(Entries drawn from a collection)
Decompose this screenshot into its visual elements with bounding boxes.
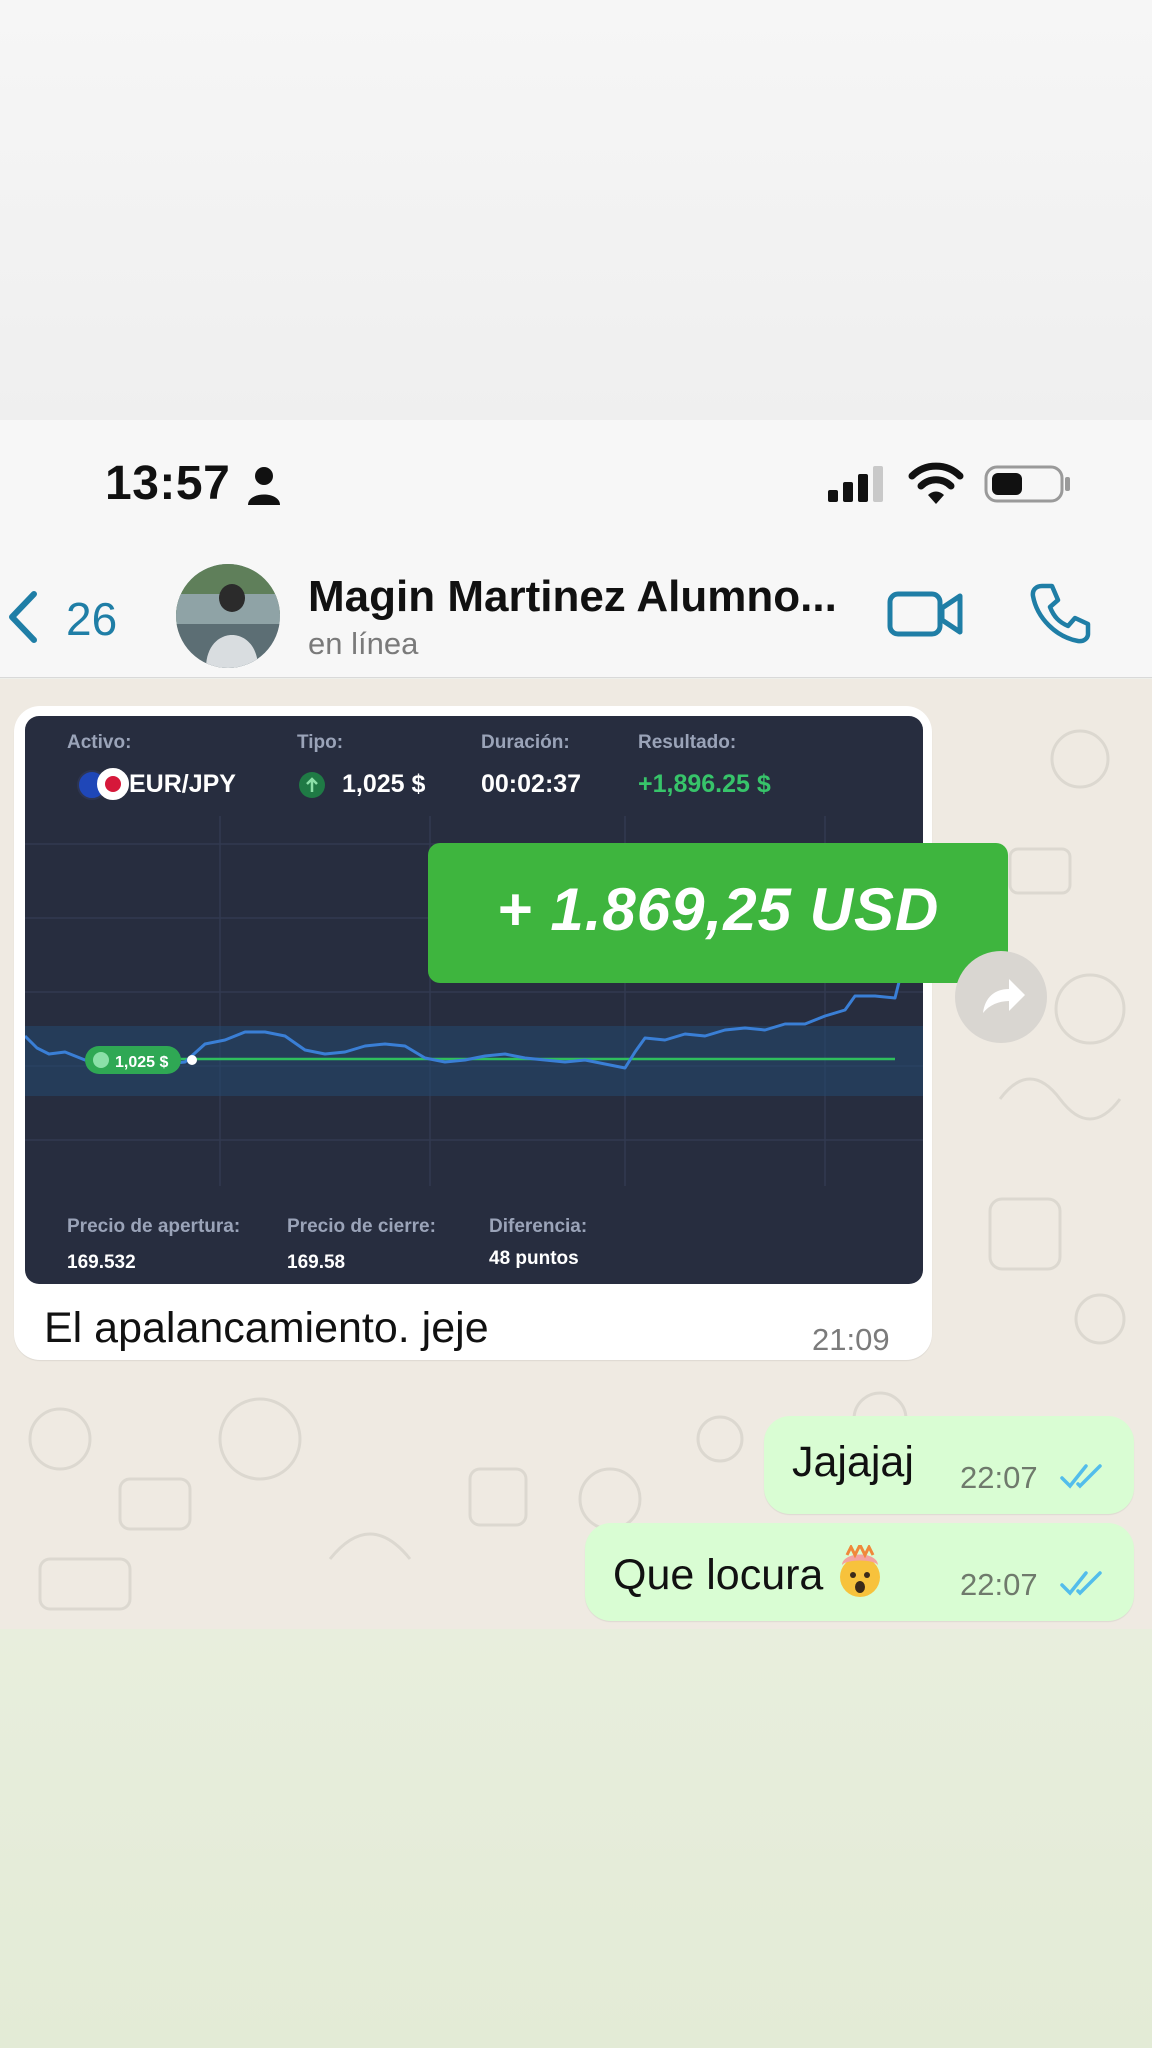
avatar[interactable]	[176, 564, 280, 668]
top-blank-area	[0, 0, 1152, 420]
duracion-label: Duración:	[481, 732, 570, 753]
chevron-left-icon	[9, 591, 37, 643]
tipo-label: Tipo:	[297, 732, 344, 753]
apertura-label: Precio de apertura:	[67, 1216, 241, 1237]
video-call-icon[interactable]	[886, 584, 964, 644]
outgoing-message-time: 22:07	[960, 1460, 1038, 1495]
person-icon	[248, 467, 280, 505]
diferencia-label: Diferencia:	[489, 1216, 588, 1237]
duracion-value: 00:02:37	[481, 770, 582, 798]
forward-button[interactable]	[955, 951, 1047, 1043]
incoming-message-text: El apalancamiento. jeje	[44, 1304, 489, 1352]
japan-flag-icon	[97, 768, 129, 800]
activo-value: EUR/JPY	[129, 770, 236, 798]
outgoing-message-text: Que locura	[613, 1551, 824, 1599]
unread-count: 26	[66, 593, 118, 645]
outgoing-message-time: 22:07	[960, 1567, 1038, 1602]
read-ticks-icon	[1060, 1571, 1102, 1596]
chat-header: 26 Magin Martinez Alumno... en línea	[0, 550, 1152, 678]
contact-status: en línea	[308, 626, 419, 661]
cierre-label: Precio de cierre:	[287, 1216, 436, 1237]
bottom-blank-area	[0, 1629, 1152, 2048]
battery-icon	[984, 465, 1070, 503]
incoming-message-time: 21:09	[812, 1322, 890, 1357]
trade-result-image[interactable]: Activo: Tipo: Duración: Resultado: EUR/J…	[25, 716, 923, 1284]
wifi-icon	[908, 462, 964, 504]
status-time: 13:57	[105, 457, 231, 510]
profit-banner-text: + 1.869,25 USD	[496, 876, 940, 943]
contact-name[interactable]: Magin Martinez Alumno...	[308, 572, 837, 622]
resultado-value: +1,896.25 $	[638, 770, 771, 798]
phone-icon[interactable]	[1028, 580, 1092, 646]
exploding-head-emoji	[840, 1545, 881, 1597]
forward-icon	[983, 979, 1025, 1013]
outgoing-message[interactable]: Que locura 22:07	[585, 1523, 1134, 1621]
apertura-value: 169.532	[67, 1252, 136, 1273]
avatar-photo	[176, 564, 280, 668]
incoming-message[interactable]: Activo: Tipo: Duración: Resultado: EUR/J…	[14, 706, 1008, 1360]
signal-icon	[828, 466, 883, 502]
status-bar: 13:57	[0, 420, 1152, 550]
read-ticks-icon	[1060, 1464, 1102, 1489]
back-button[interactable]: 26	[0, 580, 130, 650]
outgoing-message[interactable]: Jajajaj 22:07	[764, 1416, 1134, 1514]
outgoing-message-text: Jajajaj	[792, 1438, 914, 1486]
entry-marker-label: 1,025 $	[115, 1054, 168, 1071]
resultado-label: Resultado:	[638, 732, 737, 753]
profit-banner: + 1.869,25 USD	[428, 843, 1008, 983]
cierre-value: 169.58	[287, 1252, 346, 1273]
activo-label: Activo:	[67, 732, 132, 753]
diferencia-value: 48 puntos	[489, 1248, 579, 1269]
tipo-value: 1,025 $	[342, 770, 426, 798]
outgoing-message-text-wrap: Que locura	[613, 1545, 887, 1600]
chat-area[interactable]: Activo: Tipo: Duración: Resultado: EUR/J…	[0, 679, 1152, 1629]
arrow-up-icon	[299, 772, 325, 798]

Written instruction:
Pick out each line in the records that includes the string "value", and copy those lines.

Full solution:
duracion-value: 00:02:37	[481, 770, 582, 798]
activo-value: EUR/JPY	[129, 770, 236, 798]
resultado-value: +1,896.25 $	[638, 770, 771, 798]
apertura-value: 169.532	[67, 1252, 136, 1273]
cierre-value: 169.58	[287, 1252, 346, 1273]
diferencia-value: 48 puntos	[489, 1248, 579, 1269]
tipo-value: 1,025 $	[342, 770, 426, 798]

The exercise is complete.